## [Given task]
Gather every line holding the string "Cumulative".

Records from a data collection
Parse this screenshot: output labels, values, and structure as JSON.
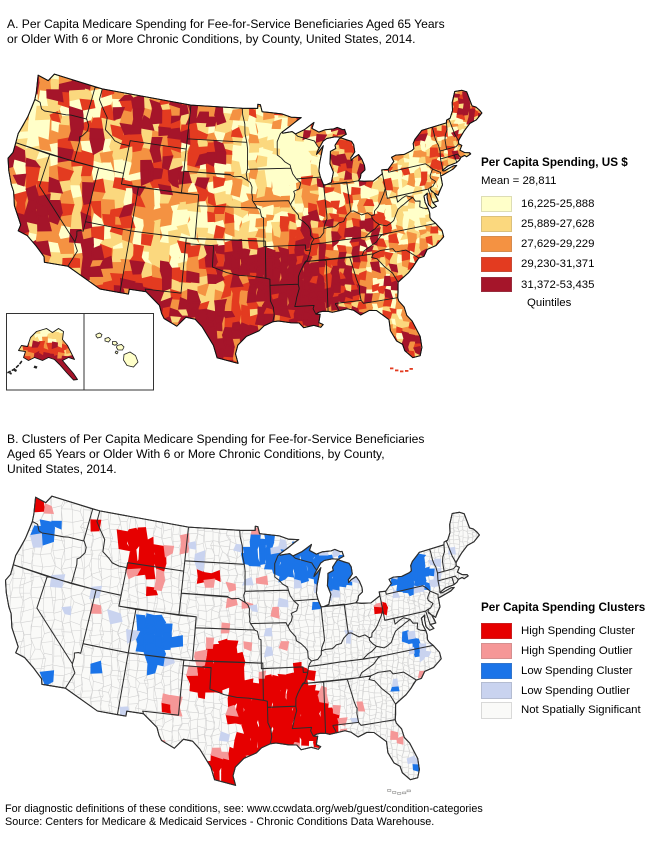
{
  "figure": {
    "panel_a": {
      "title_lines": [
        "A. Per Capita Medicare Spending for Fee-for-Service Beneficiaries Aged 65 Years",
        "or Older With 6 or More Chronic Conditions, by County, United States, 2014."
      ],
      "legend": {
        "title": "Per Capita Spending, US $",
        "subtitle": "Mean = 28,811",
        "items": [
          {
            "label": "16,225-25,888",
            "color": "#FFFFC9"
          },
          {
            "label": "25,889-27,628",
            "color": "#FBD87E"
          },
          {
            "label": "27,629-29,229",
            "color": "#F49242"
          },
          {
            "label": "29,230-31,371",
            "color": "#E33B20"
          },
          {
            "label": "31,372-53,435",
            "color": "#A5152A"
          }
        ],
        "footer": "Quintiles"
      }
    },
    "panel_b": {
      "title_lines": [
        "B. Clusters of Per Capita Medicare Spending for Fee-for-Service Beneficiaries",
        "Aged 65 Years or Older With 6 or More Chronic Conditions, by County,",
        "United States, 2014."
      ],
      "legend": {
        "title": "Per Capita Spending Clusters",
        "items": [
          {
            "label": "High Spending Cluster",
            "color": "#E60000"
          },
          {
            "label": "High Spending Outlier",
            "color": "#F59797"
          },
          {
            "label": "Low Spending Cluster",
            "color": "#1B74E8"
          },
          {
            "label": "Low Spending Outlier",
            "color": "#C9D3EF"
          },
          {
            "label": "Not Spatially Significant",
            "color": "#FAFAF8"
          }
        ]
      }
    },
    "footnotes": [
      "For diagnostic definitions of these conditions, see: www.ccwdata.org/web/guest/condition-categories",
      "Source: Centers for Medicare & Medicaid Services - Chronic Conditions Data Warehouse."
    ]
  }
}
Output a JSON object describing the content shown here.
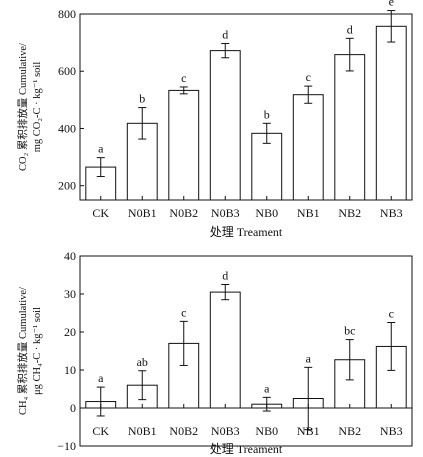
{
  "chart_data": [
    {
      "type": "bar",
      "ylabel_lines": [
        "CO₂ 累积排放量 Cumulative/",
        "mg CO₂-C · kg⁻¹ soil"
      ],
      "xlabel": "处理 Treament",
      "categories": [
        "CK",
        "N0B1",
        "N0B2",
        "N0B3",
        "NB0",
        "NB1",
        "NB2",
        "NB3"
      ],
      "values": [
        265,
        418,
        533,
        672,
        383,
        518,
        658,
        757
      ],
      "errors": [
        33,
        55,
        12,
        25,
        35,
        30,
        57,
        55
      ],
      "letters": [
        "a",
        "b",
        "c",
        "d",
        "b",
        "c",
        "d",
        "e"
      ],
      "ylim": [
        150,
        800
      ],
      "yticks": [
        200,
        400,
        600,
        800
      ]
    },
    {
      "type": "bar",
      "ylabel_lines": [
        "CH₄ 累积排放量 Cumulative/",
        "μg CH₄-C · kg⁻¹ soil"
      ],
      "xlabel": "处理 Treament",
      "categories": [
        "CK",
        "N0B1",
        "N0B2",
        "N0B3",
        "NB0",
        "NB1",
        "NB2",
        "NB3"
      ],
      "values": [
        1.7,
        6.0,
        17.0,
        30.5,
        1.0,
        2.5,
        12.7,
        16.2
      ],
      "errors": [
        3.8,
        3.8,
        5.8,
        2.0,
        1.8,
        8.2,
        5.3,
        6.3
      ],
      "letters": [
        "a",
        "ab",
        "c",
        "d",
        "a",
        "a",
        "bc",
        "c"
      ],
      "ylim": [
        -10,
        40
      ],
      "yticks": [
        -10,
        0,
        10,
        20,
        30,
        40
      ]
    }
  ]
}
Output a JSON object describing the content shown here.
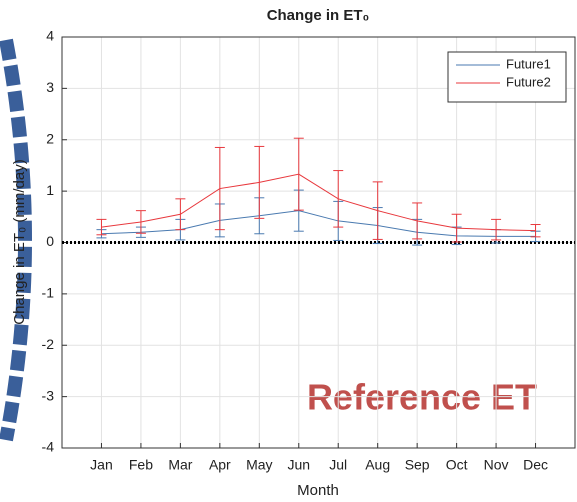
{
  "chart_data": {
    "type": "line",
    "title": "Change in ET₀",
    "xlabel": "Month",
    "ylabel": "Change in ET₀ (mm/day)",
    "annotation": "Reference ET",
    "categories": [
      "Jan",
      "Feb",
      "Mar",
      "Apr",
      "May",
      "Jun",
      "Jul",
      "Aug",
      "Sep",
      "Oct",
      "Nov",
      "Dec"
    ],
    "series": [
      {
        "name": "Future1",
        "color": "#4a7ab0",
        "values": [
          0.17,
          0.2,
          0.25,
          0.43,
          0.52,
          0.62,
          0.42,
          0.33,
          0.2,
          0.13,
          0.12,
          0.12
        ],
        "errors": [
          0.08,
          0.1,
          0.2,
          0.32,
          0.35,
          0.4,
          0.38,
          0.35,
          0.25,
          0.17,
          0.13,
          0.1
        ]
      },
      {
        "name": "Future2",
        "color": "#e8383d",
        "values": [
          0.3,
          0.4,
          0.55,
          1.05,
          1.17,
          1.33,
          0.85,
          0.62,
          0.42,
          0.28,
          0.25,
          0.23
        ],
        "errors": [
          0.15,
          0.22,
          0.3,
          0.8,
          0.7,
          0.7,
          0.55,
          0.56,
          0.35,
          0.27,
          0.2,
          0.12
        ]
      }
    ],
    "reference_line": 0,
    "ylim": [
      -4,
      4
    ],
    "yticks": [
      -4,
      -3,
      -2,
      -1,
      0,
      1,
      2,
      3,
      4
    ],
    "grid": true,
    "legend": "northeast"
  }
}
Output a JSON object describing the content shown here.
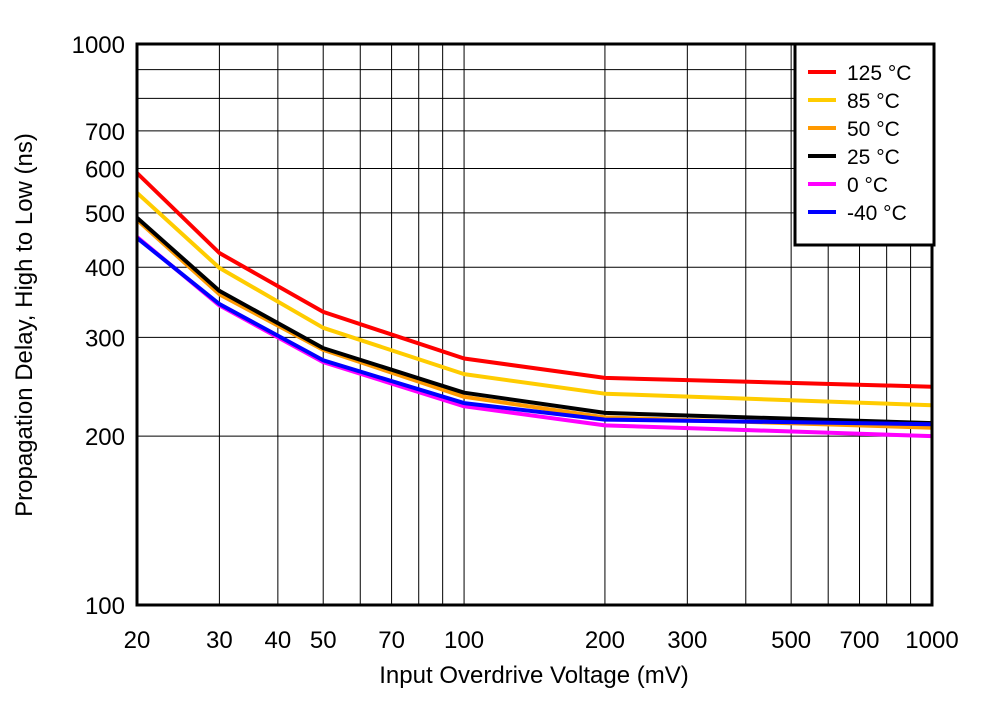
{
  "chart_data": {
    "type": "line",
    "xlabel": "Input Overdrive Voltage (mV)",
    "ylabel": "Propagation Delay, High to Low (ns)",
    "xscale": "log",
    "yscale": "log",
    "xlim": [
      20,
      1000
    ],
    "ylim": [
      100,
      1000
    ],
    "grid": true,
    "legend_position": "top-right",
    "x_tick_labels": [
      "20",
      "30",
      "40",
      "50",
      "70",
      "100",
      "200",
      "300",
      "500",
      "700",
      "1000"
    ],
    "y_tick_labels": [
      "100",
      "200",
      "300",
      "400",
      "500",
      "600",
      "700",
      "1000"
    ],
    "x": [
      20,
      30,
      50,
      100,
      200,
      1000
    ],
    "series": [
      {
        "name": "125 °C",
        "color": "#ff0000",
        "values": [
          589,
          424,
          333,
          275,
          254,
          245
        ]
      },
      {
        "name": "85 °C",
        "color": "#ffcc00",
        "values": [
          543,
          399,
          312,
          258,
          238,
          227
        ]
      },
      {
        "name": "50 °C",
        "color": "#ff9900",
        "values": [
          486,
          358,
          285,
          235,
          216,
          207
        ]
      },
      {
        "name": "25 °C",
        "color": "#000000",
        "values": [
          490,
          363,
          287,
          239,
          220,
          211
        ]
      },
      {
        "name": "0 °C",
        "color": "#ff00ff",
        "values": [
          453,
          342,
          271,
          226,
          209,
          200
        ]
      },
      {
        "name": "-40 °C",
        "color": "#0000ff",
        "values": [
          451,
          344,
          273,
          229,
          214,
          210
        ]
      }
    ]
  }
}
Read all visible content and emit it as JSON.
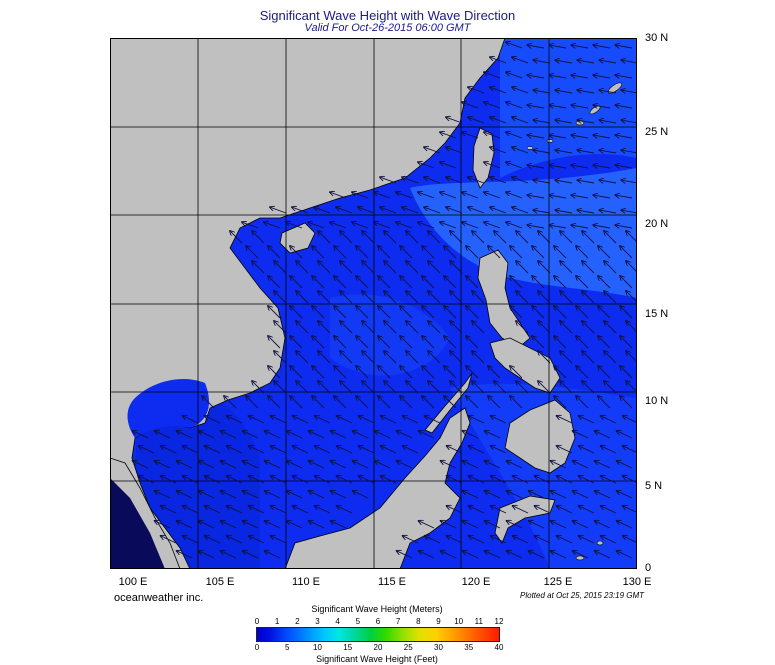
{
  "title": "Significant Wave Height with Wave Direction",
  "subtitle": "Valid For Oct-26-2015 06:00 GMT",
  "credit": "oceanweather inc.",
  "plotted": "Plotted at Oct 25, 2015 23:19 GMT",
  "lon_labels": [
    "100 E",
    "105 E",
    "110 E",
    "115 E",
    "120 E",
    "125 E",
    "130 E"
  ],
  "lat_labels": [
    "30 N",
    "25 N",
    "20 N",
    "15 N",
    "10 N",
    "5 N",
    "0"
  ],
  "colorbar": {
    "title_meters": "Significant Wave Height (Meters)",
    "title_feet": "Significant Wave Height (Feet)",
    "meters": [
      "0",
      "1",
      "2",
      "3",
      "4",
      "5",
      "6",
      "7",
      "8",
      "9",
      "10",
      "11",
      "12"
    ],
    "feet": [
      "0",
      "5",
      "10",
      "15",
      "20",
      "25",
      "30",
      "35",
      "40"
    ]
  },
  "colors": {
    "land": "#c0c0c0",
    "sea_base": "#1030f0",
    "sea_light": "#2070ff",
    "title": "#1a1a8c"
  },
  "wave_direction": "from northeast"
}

## [Problem solution]
        "CO₂ 累积排放量 Cumulative/",
        "CH₄ 累积排放量 Cumulative/",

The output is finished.